**EXERCISE PROMPT**
Gather all lines in the entries below that include the word "στάδιο".

**TASK MATERIAL**

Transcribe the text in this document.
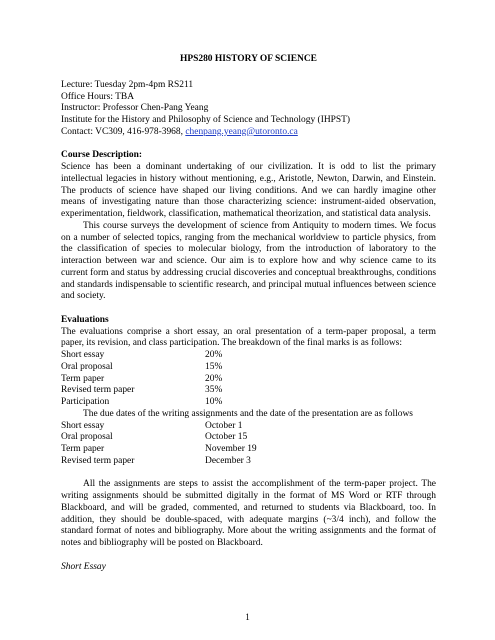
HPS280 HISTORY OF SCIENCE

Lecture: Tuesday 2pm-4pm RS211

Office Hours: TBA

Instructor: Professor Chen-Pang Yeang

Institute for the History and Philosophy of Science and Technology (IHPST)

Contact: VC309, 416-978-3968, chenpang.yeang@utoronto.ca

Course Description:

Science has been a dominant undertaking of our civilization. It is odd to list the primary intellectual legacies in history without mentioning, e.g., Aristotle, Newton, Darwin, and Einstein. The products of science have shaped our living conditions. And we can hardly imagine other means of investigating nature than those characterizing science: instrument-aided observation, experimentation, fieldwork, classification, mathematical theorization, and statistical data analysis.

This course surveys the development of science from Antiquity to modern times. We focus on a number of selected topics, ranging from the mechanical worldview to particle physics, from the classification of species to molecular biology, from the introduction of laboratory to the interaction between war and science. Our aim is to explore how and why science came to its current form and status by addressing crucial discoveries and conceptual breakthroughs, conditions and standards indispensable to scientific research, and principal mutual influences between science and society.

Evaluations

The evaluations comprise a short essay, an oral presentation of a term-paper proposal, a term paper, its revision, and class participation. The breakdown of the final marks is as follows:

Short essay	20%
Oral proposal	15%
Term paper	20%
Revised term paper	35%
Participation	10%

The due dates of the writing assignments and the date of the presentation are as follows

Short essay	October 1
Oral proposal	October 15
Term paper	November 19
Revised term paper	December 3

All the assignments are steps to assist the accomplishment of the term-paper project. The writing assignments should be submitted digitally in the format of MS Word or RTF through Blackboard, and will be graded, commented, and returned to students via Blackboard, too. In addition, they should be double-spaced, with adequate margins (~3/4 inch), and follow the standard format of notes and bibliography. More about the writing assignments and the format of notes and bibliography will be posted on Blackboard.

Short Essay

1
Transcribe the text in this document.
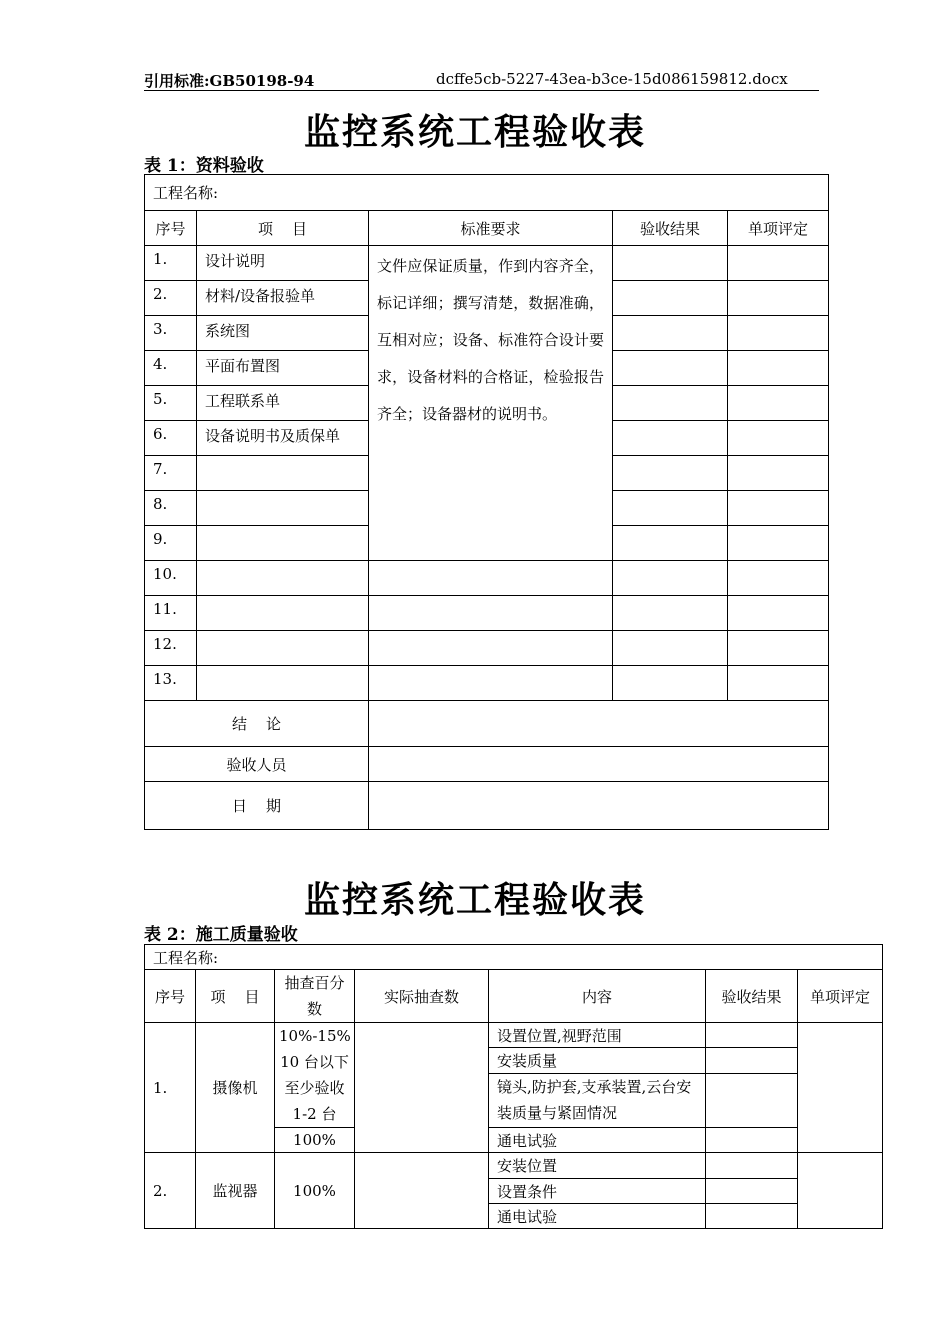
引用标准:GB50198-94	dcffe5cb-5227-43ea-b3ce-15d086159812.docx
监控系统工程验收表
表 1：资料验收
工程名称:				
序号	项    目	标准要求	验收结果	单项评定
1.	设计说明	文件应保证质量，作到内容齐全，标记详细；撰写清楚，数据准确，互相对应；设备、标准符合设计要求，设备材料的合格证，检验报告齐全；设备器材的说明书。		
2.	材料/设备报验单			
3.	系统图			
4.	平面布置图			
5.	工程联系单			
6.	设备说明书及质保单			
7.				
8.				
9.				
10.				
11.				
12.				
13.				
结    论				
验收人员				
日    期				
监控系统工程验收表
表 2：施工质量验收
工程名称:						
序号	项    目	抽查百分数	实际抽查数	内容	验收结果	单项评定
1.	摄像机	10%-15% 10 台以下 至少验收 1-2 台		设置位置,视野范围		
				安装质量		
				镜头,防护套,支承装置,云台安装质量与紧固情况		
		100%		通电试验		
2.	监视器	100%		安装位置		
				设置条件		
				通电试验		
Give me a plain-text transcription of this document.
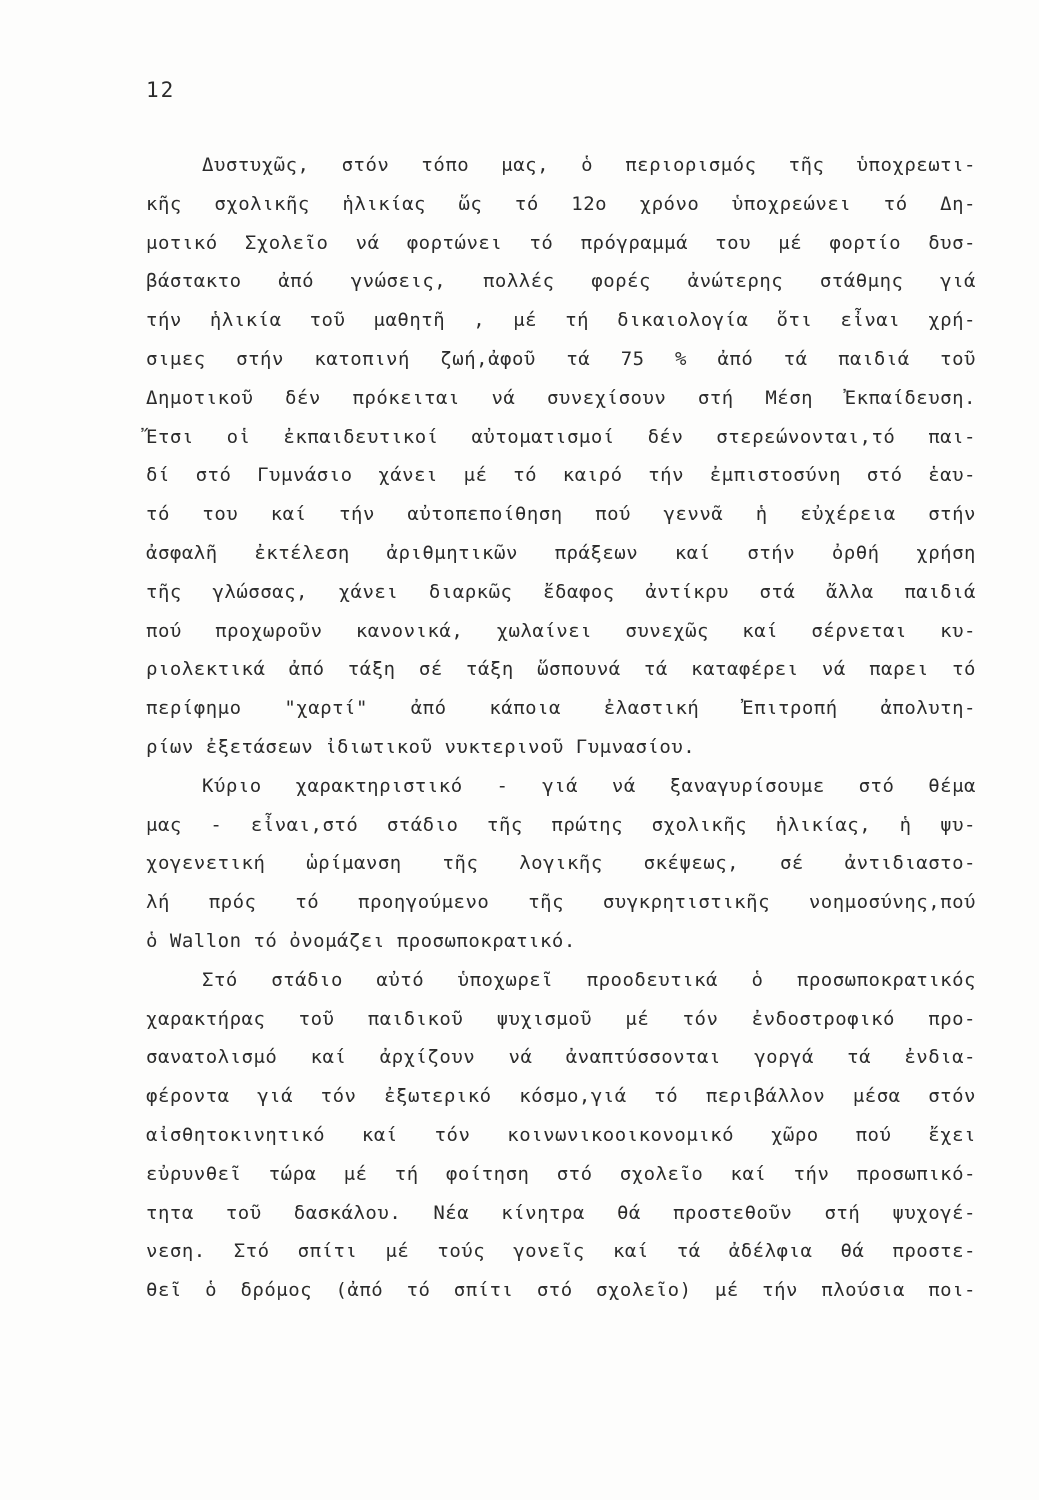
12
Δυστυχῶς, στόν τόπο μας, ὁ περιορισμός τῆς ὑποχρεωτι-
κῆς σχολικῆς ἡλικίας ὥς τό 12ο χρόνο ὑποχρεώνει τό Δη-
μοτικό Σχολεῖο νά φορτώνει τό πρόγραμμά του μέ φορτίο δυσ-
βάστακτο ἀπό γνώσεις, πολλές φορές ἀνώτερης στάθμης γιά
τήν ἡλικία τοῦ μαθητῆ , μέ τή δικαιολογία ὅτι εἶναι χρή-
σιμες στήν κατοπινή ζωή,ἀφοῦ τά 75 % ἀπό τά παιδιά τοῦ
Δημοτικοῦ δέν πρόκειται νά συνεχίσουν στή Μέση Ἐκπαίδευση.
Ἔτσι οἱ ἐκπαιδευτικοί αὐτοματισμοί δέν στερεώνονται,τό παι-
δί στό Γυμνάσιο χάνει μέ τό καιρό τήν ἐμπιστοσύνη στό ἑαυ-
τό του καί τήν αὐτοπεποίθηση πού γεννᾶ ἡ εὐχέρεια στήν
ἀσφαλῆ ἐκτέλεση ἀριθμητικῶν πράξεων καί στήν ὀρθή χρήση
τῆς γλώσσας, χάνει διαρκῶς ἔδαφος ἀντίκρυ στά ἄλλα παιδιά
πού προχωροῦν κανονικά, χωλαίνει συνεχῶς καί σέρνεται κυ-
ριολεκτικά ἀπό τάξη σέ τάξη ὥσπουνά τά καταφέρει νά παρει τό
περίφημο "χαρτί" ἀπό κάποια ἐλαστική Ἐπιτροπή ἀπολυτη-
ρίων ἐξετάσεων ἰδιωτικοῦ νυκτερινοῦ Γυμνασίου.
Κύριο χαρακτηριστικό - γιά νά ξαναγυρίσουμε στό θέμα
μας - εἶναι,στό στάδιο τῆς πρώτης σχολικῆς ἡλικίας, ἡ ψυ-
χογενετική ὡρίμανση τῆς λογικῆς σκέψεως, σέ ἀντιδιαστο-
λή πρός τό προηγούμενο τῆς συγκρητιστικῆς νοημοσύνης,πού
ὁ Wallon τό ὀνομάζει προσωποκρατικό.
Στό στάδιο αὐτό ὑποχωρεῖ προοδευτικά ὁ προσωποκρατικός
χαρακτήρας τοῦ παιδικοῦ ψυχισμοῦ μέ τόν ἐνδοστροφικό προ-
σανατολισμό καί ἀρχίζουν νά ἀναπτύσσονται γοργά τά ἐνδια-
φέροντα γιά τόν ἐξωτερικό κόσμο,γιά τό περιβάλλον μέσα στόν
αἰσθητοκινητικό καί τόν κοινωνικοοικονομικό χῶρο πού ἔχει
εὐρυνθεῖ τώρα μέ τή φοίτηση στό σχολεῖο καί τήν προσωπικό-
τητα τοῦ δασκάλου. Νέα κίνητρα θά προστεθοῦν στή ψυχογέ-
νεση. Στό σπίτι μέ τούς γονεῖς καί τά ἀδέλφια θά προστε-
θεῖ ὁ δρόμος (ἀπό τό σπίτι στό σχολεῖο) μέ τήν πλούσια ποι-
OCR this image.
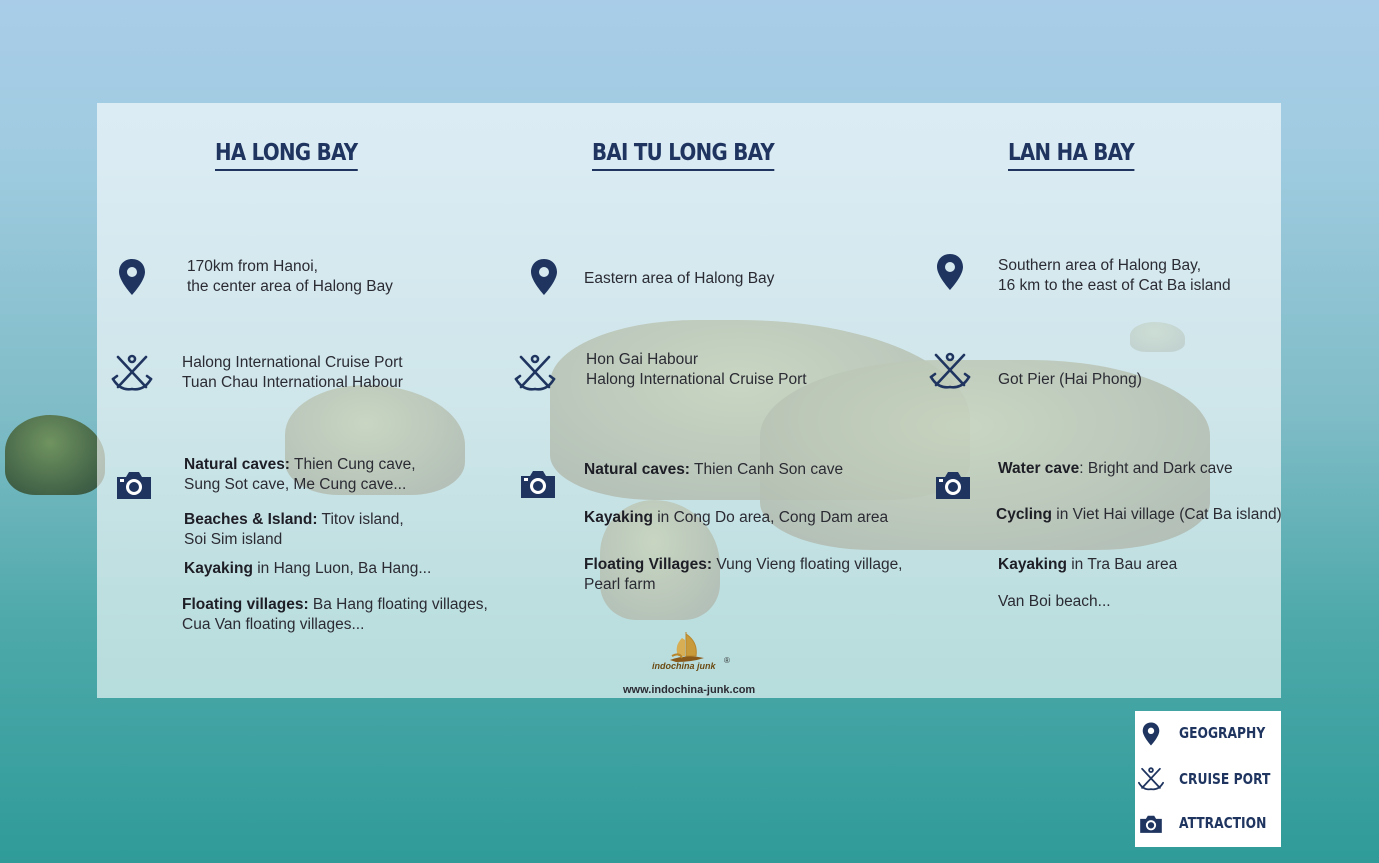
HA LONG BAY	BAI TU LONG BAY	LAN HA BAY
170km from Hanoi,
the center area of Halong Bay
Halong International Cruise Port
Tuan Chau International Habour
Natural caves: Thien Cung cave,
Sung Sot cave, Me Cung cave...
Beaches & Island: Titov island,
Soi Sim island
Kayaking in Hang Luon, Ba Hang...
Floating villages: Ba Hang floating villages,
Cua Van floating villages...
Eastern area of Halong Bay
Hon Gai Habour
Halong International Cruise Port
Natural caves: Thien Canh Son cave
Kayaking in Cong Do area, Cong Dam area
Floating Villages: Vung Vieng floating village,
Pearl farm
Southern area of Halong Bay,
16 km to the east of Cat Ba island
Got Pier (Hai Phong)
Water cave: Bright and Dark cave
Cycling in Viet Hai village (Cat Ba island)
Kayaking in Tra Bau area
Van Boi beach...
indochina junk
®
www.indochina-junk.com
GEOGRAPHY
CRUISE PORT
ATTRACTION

**RESULT FOR THIS TASK**
μας - εἶναι,στό στάδιο τῆς πρώτης σχολικῆς ἡλικίας, ἡ ψυ-
Στό στάδιο αὐτό ὑποχωρεῖ προοδευτικά ὁ προσωποκρατικός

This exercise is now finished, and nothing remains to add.